═══ Task inputs

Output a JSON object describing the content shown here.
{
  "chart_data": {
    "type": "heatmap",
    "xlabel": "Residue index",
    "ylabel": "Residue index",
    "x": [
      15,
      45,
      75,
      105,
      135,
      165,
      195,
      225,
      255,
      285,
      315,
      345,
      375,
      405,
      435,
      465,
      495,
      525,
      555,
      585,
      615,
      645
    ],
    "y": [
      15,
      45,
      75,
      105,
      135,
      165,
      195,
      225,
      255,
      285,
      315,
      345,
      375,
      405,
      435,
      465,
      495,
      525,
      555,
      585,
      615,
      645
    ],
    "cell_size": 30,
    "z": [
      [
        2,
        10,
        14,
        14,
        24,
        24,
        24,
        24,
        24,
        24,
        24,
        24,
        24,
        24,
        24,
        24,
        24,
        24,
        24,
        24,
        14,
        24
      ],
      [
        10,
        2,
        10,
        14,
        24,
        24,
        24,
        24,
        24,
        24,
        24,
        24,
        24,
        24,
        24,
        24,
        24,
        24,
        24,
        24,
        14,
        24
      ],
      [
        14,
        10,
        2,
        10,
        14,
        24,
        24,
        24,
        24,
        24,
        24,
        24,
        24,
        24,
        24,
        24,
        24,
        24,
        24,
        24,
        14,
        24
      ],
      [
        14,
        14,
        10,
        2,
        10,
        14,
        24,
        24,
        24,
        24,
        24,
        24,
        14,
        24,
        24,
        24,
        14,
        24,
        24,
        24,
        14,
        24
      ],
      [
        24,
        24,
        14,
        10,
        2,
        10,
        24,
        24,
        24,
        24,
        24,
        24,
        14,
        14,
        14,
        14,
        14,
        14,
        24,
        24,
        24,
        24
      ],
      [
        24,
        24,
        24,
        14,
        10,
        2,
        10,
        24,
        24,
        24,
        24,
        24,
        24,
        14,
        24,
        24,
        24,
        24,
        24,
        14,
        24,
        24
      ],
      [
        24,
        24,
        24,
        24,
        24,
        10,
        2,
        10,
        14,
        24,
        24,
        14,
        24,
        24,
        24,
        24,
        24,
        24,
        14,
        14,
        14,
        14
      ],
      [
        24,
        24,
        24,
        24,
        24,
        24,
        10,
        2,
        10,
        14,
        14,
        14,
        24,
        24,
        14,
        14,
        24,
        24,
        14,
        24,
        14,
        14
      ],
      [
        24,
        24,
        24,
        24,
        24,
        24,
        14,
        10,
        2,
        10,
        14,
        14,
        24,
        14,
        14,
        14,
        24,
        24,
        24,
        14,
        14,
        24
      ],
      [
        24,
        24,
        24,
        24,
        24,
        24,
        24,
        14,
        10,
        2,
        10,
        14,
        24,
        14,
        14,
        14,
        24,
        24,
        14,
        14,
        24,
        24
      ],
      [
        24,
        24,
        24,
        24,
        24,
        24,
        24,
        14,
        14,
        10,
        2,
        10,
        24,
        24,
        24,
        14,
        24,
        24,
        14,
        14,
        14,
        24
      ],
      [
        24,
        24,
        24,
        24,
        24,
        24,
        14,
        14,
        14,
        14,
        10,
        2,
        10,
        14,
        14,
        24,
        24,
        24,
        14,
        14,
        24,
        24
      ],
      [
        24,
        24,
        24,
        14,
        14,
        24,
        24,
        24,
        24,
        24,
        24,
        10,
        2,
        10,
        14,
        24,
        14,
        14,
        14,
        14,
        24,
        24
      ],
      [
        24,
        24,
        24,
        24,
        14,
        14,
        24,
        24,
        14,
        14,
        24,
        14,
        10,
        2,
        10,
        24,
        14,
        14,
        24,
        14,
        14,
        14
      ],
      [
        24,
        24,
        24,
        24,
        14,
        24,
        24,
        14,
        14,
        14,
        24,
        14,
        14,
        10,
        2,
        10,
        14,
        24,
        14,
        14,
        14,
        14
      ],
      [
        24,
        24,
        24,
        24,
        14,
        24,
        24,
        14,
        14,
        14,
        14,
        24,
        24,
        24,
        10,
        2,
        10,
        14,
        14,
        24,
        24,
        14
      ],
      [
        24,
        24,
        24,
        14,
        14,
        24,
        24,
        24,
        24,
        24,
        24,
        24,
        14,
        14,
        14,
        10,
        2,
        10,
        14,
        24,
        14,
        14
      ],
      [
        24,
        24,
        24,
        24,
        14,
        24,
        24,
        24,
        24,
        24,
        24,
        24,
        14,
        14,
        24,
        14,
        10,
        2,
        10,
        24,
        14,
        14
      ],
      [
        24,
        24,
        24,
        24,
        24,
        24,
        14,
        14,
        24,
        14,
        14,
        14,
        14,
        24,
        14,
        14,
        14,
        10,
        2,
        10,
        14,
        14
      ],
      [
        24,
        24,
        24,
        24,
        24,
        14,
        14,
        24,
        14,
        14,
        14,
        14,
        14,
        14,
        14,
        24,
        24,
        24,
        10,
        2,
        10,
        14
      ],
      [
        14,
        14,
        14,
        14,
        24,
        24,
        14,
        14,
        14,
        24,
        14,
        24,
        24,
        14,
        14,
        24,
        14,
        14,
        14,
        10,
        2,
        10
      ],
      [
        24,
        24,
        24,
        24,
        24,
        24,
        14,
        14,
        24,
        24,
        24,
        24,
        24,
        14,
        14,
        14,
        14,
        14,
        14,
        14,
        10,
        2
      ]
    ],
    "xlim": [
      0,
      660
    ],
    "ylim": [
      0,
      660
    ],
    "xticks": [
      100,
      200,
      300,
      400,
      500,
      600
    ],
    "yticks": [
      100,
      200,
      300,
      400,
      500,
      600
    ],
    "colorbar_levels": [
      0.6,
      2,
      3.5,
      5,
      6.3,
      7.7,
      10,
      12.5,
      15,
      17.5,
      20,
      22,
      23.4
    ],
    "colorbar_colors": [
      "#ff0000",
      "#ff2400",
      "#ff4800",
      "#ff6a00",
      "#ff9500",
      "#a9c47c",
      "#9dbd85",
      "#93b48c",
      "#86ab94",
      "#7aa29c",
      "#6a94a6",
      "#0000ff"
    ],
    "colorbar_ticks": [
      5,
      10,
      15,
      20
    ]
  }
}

══════

Task prompt: Check all the records above and select each line where the string "Residue" is found.

Result for this task:
    "xlabel": "Residue index",
    "ylabel": "Residue index",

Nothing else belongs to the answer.